TASK
Repeat the lines of the listing from the line containing "line-series xyxy=(94,335,1021,559)" up to and including the line containing "x-tick-label: 1998 xyxy=(960,613,1012,642)".

Collected data:
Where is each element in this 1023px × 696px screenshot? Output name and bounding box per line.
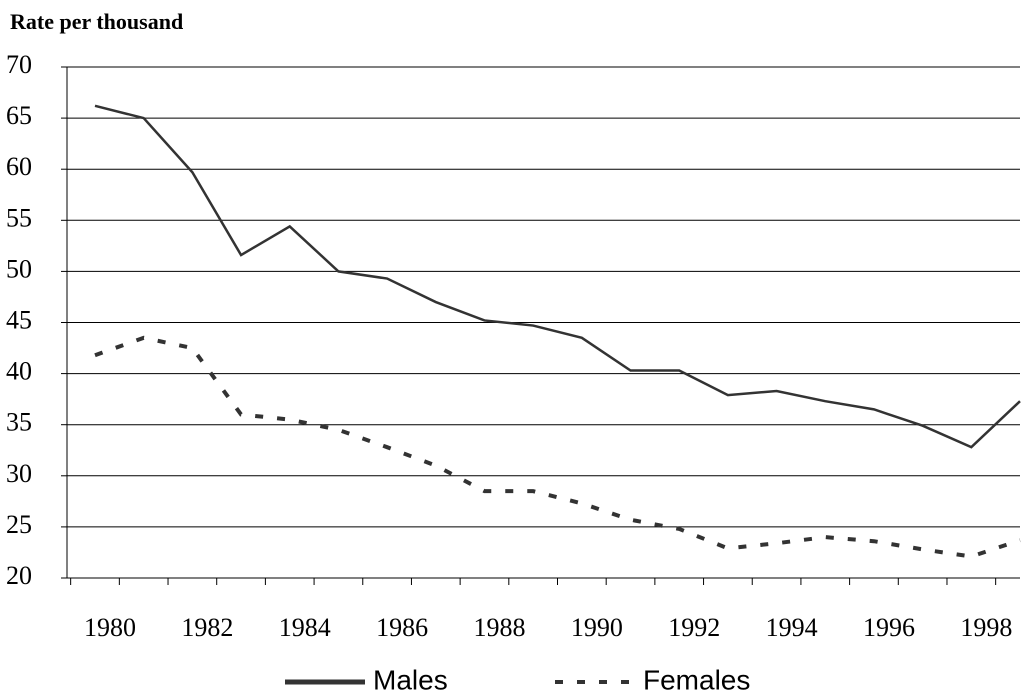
line-series xyxy=(94,335,1021,559)
line-series xyxy=(94,104,1021,449)
x-tick-label: 1984 xyxy=(279,613,331,642)
legend-label: Females xyxy=(643,664,750,695)
legend-label: Males xyxy=(373,664,448,695)
y-tick-label: 70 xyxy=(6,50,32,79)
chart-title: Rate per thousand xyxy=(10,9,183,34)
x-tick-label: 1980 xyxy=(84,613,136,642)
x-tick-label: 1990 xyxy=(571,613,623,642)
x-tick-label: 1998 xyxy=(960,613,1012,642)
x-tick-label: 1992 xyxy=(668,613,720,642)
y-tick-label: 30 xyxy=(6,459,32,488)
y-tick-label: 20 xyxy=(6,561,32,590)
y-tick-label: 65 xyxy=(6,101,32,130)
x-tick-label: 1994 xyxy=(766,613,818,642)
x-tick-label: 1986 xyxy=(376,613,428,642)
y-tick-label: 40 xyxy=(6,357,32,386)
y-tick-label: 50 xyxy=(6,254,32,283)
x-tick-label: 1982 xyxy=(181,613,233,642)
y-tick-label: 45 xyxy=(6,305,32,334)
x-tick-label: 1988 xyxy=(473,613,525,642)
x-tick-label: 1996 xyxy=(863,613,915,642)
y-tick-label: 55 xyxy=(6,203,32,232)
y-tick-label: 60 xyxy=(6,152,32,181)
y-tick-label: 25 xyxy=(6,510,32,539)
y-tick-label: 35 xyxy=(6,408,32,437)
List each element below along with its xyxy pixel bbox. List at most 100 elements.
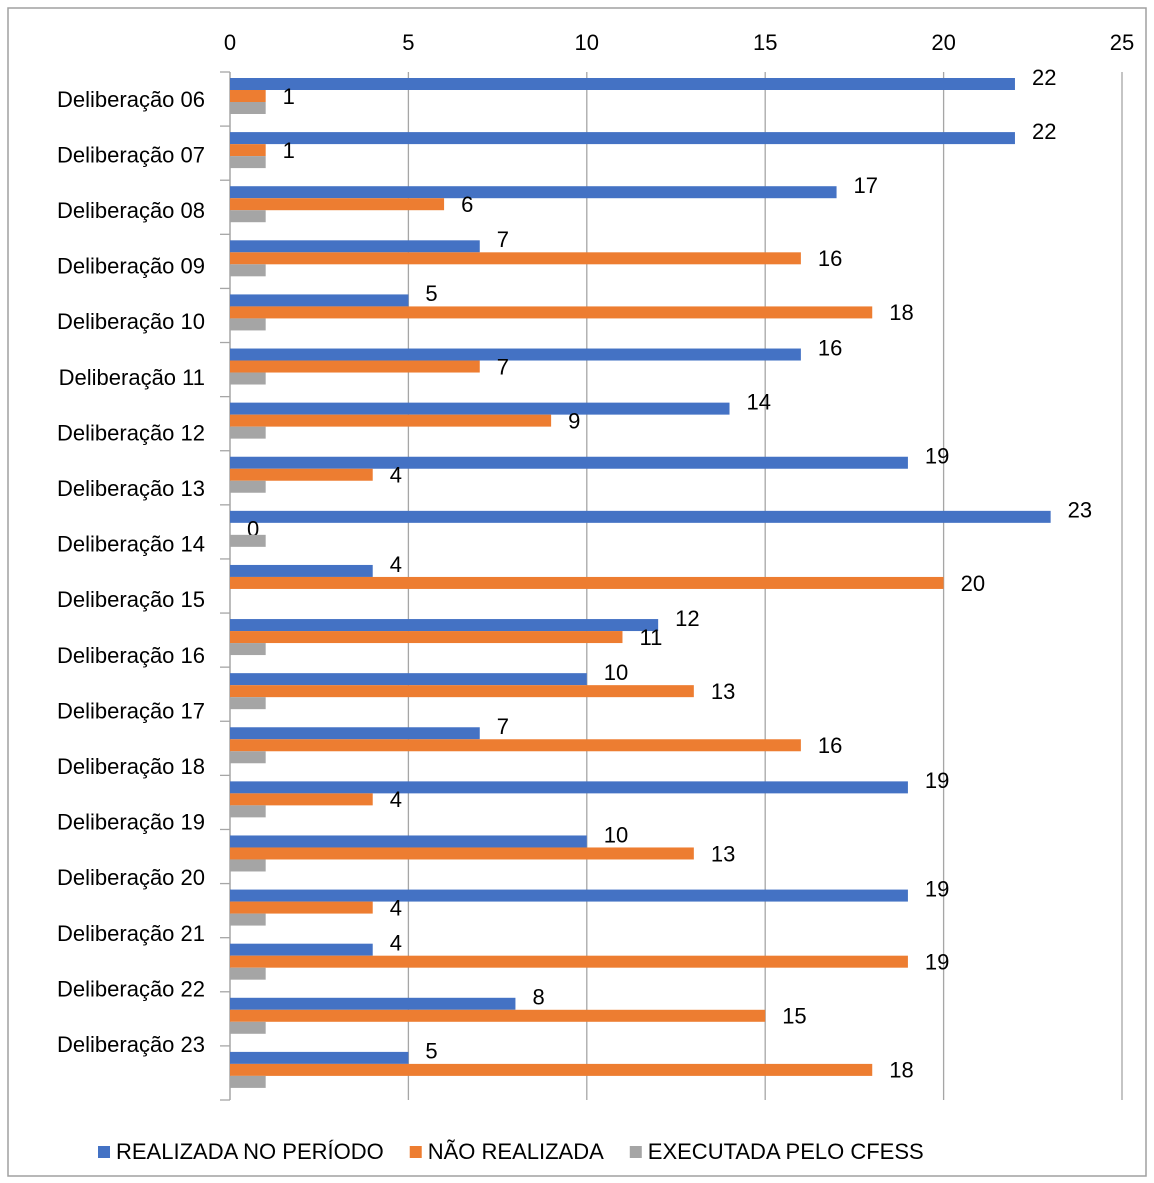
bar [230,456,908,469]
bar [230,739,801,752]
y-tick-label: Deliberação 12 [57,420,205,445]
bar [230,751,266,764]
bar [230,90,266,102]
data-label: 16 [818,335,842,360]
bar [230,1063,873,1076]
y-tick-label: Deliberação 13 [57,476,205,501]
y-tick-label: Deliberação 11 [59,365,205,390]
bar [230,955,908,968]
legend-label: EXECUTADA PELO CFESS [648,1139,924,1164]
y-tick-label: Deliberação 22 [57,976,205,1001]
bar [230,468,373,481]
bar [230,889,908,902]
y-tick-label: Deliberação 06 [57,87,205,112]
data-label: 4 [390,787,402,812]
bar [230,835,587,848]
data-label: 15 [782,1004,806,1029]
x-tick-label: 15 [753,30,777,55]
data-label: 14 [747,389,771,414]
bar [230,913,266,926]
bar [230,156,266,169]
y-tick-label: Deliberação 08 [57,198,205,223]
y-tick-label: Deliberação 18 [57,754,205,779]
bar [230,360,480,373]
bar [230,943,373,956]
bar [230,132,1015,145]
y-tick-label: Deliberação 10 [57,309,205,334]
data-label: 4 [390,930,402,955]
bar [230,793,373,806]
legend-label: NÃO REALIZADA [428,1139,604,1164]
bar [230,847,694,860]
data-label: 11 [639,625,662,650]
y-tick-label: Deliberação 07 [57,142,205,167]
y-tick-label: Deliberação 14 [57,532,205,557]
bar [230,1051,409,1064]
data-label: 13 [711,679,735,704]
data-label: 16 [818,246,842,271]
data-label: 12 [675,606,699,631]
y-tick-label: Deliberação 15 [57,587,205,612]
bar [230,306,873,319]
data-label: 4 [390,552,402,577]
bar [230,534,266,547]
bar [230,685,694,698]
bar [230,631,623,644]
bar [230,901,373,914]
data-label: 7 [497,714,509,739]
data-label: 19 [925,949,949,974]
data-label: 9 [568,408,580,433]
y-tick-label: Deliberação 17 [57,698,205,723]
data-label: 5 [425,1039,437,1064]
y-tick-label: Deliberação 23 [57,1032,205,1057]
bar [230,997,516,1010]
data-label: 10 [604,822,628,847]
y-tick-label: Deliberação 09 [57,254,205,279]
bar [230,318,266,331]
bar [230,186,837,199]
legend-swatch [409,1146,422,1158]
bar [230,372,266,385]
legend-label: REALIZADA NO PERÍODO [116,1139,384,1164]
data-label: 18 [889,1058,913,1083]
chart-border [7,7,1147,1177]
bar [230,426,266,439]
data-label: 19 [925,876,949,901]
bar [230,1021,266,1034]
data-label: 18 [889,300,913,325]
y-tick-label: Deliberação 16 [57,643,205,668]
data-label: 4 [390,463,402,488]
bar [230,576,944,589]
bar [230,294,409,307]
bar [230,198,445,211]
data-label: 19 [925,444,949,469]
bar [230,619,659,632]
data-label: 23 [1068,498,1092,523]
bar [230,673,587,686]
data-label: 13 [711,841,735,866]
bar [230,1075,266,1088]
data-label: 19 [925,768,949,793]
bar [230,727,480,740]
data-label: 22 [1032,119,1056,144]
bar [230,1009,766,1022]
x-tick-label: 25 [1110,30,1134,55]
bar [230,402,730,415]
data-label: 22 [1032,65,1056,90]
data-label: 17 [854,173,878,198]
data-label: 5 [425,281,437,306]
bar [230,78,1015,90]
bar [230,643,266,656]
bar [230,240,480,253]
bar [230,781,908,794]
data-label: 20 [961,571,985,596]
bar [230,967,266,980]
y-tick-label: Deliberação 21 [57,921,205,946]
data-label: 1 [283,138,295,163]
x-tick-label: 10 [575,30,599,55]
bar [230,210,266,223]
bar [230,480,266,493]
x-tick-label: 20 [931,30,955,55]
bar [230,102,266,114]
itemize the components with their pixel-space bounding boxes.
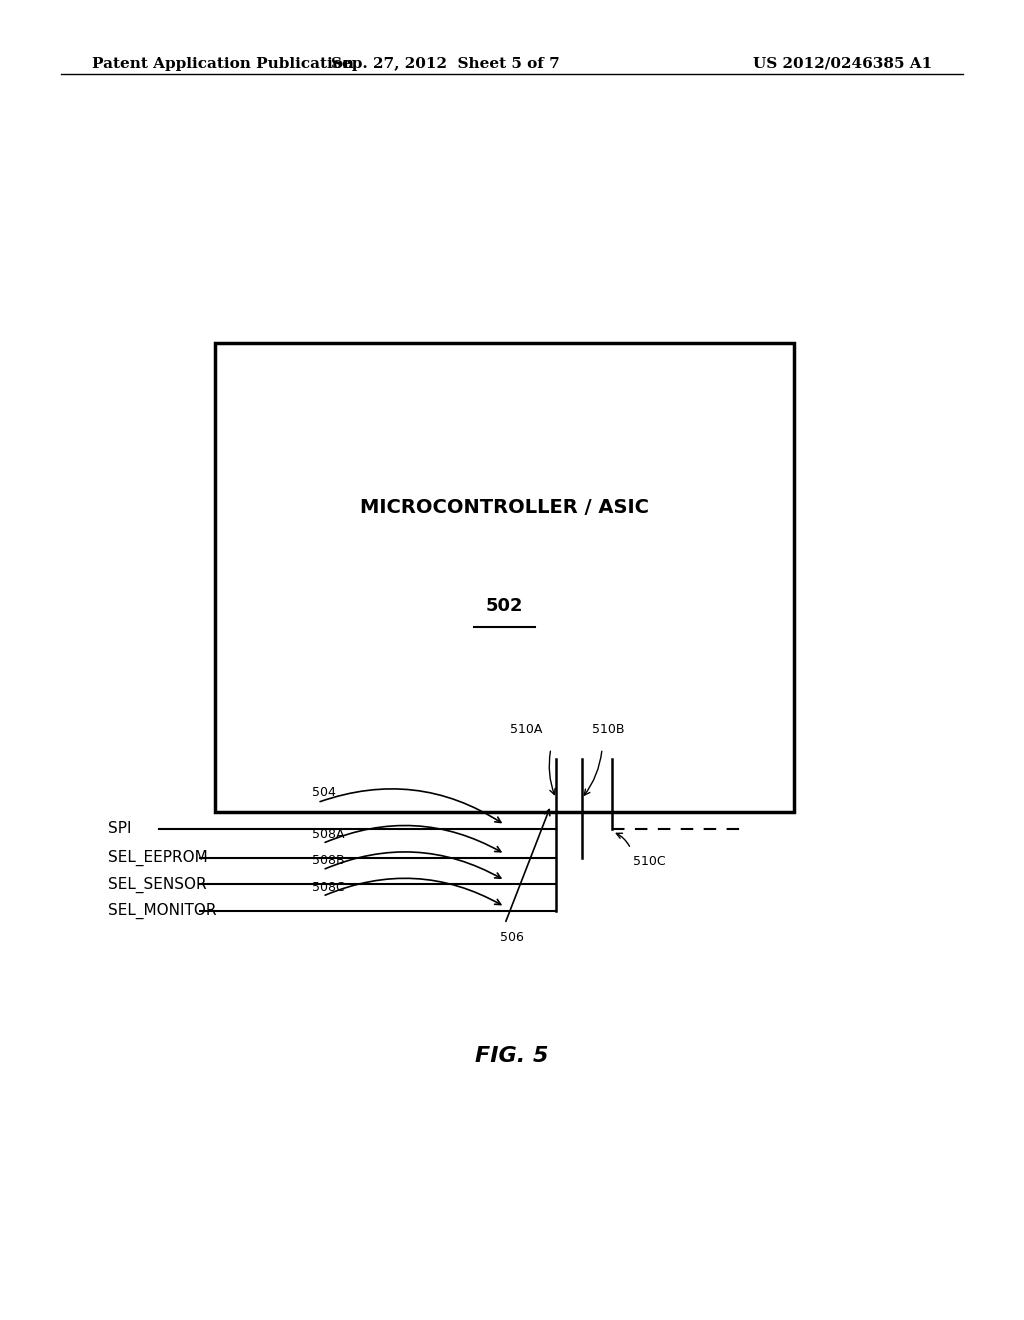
Text: US 2012/0246385 A1: US 2012/0246385 A1 [753,57,932,71]
Text: Sep. 27, 2012  Sheet 5 of 7: Sep. 27, 2012 Sheet 5 of 7 [331,57,560,71]
Text: SEL_SENSOR: SEL_SENSOR [108,876,206,892]
Text: 508C: 508C [312,880,345,894]
Bar [215,343,794,812]
Text: 506: 506 [500,931,523,944]
Text: 510A: 510A [510,723,543,737]
Text: Patent Application Publication: Patent Application Publication [92,57,354,71]
Text: 502: 502 [485,597,523,615]
Text: 510B: 510B [592,723,625,737]
Text: 508B: 508B [312,854,345,867]
Text: 508A: 508A [312,828,345,841]
Text: SPI: SPI [108,821,131,837]
Text: MICROCONTROLLER / ASIC: MICROCONTROLLER / ASIC [359,498,649,516]
Text: SEL_MONITOR: SEL_MONITOR [108,903,216,919]
Text: FIG. 5: FIG. 5 [475,1045,549,1067]
Text: SEL_EEPROM: SEL_EEPROM [108,850,207,866]
Text: 504: 504 [312,785,336,799]
Text: 510C: 510C [633,855,666,869]
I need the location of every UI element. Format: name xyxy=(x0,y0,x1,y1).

SOLUTION FOR THIS TASK
line-series xyxy=(94,335,1021,559)
line-series xyxy=(94,104,1021,449)
x-tick-label: 1984 xyxy=(279,613,331,642)
legend-label: Females xyxy=(643,664,750,695)
legend-label: Males xyxy=(373,664,448,695)
y-tick-label: 70 xyxy=(6,50,32,79)
chart-title: Rate per thousand xyxy=(10,9,183,34)
x-tick-label: 1980 xyxy=(84,613,136,642)
x-tick-label: 1990 xyxy=(571,613,623,642)
x-tick-label: 1998 xyxy=(960,613,1012,642)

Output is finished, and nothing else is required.